Problem: Reproduce every record below exactly as written, but leave out any pictures.

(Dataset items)
◇ ◇ ◇ ◇

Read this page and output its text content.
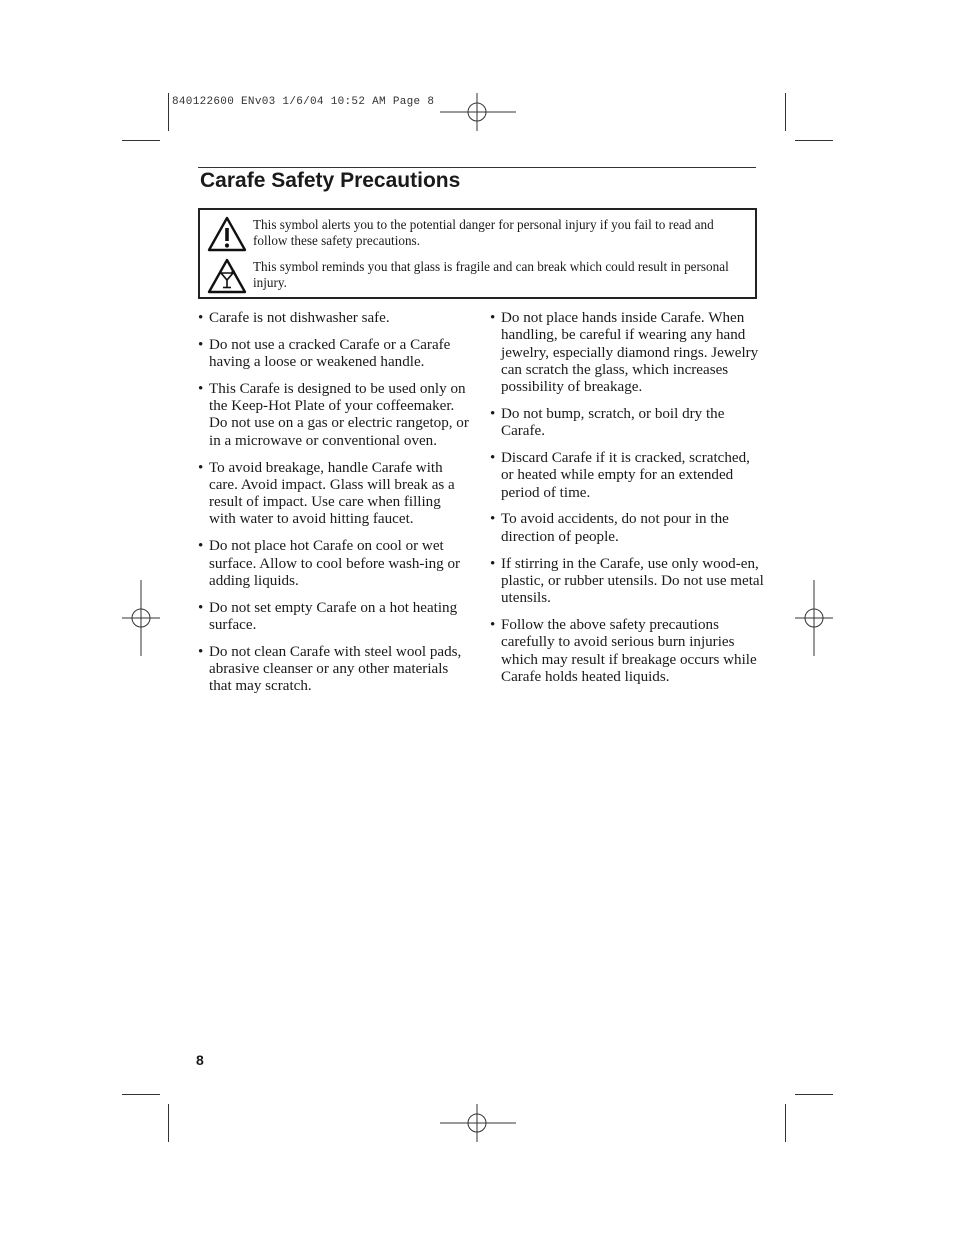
840122600 ENv03 1/6/04 10:52 AM Page 8
Carafe Safety Precautions
This symbol alerts you to the potential danger for personal injury if you fail to read and follow these safety precautions.
This symbol reminds you that glass is fragile and can break which could result in personal injury.
• Carafe is not dishwasher safe.
• Do not use a cracked Carafe or a Carafe having a loose or weakened handle.
• This Carafe is designed to be used only on the Keep-Hot Plate of your coffeemaker. Do not use on a gas or electric rangetop, or in a microwave or conventional oven.
• To avoid breakage, handle Carafe with care. Avoid impact. Glass will break as a result of impact. Use care when filling with water to avoid hitting faucet.
• Do not place hot Carafe on cool or wet surface. Allow to cool before wash-ing or adding liquids.
• Do not set empty Carafe on a hot heating surface.
• Do not clean Carafe with steel wool pads, abrasive cleanser or any other materials that may scratch.
• Do not place hands inside Carafe. When handling, be careful if wearing any hand jewelry, especially diamond rings. Jewelry can scratch the glass, which increases possibility of breakage.
• Do not bump, scratch, or boil dry the Carafe.
• Discard Carafe if it is cracked, scratched, or heated while empty for an extended period of time.
• To avoid accidents, do not pour in the direction of people.
• If stirring in the Carafe, use only wood-en, plastic, or rubber utensils. Do not use metal utensils.
• Follow the above safety precautions carefully to avoid serious burn injuries which may result if breakage occurs while Carafe holds heated liquids.
8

◇ ◇ ◇ ◇

Solution below:
Read this page and output its text content.
840122600 ENv03 1/6/04 10:52 AM Page 8
Carafe Safety Precautions
This symbol alerts you to the potential danger for personal injury if you fail to read and follow these safety precautions.
This symbol reminds you that glass is fragile and can break which could result in personal injury.
• Carafe is not dishwasher safe.
• Do not use a cracked Carafe or a Carafe having a loose or weakened handle.
• This Carafe is designed to be used only on the Keep-Hot Plate of your coffeemaker. Do not use on a gas or electric rangetop, or in a microwave or conventional oven.
• To avoid breakage, handle Carafe with care. Avoid impact. Glass will break as a result of impact. Use care when filling with water to avoid hitting faucet.
• Do not place hot Carafe on cool or wet surface. Allow to cool before wash-ing or adding liquids.
• Do not set empty Carafe on a hot heating surface.
• Do not clean Carafe with steel wool pads, abrasive cleanser or any other materials that may scratch.
• Do not place hands inside Carafe. When handling, be careful if wearing any hand jewelry, especially diamond rings. Jewelry can scratch the glass, which increases possibility of breakage.
• Do not bump, scratch, or boil dry the Carafe.
• Discard Carafe if it is cracked, scratched, or heated while empty for an extended period of time.
• To avoid accidents, do not pour in the direction of people.
• If stirring in the Carafe, use only wood-en, plastic, or rubber utensils. Do not use metal utensils.
• Follow the above safety precautions carefully to avoid serious burn injuries which may result if breakage occurs while Carafe holds heated liquids.
8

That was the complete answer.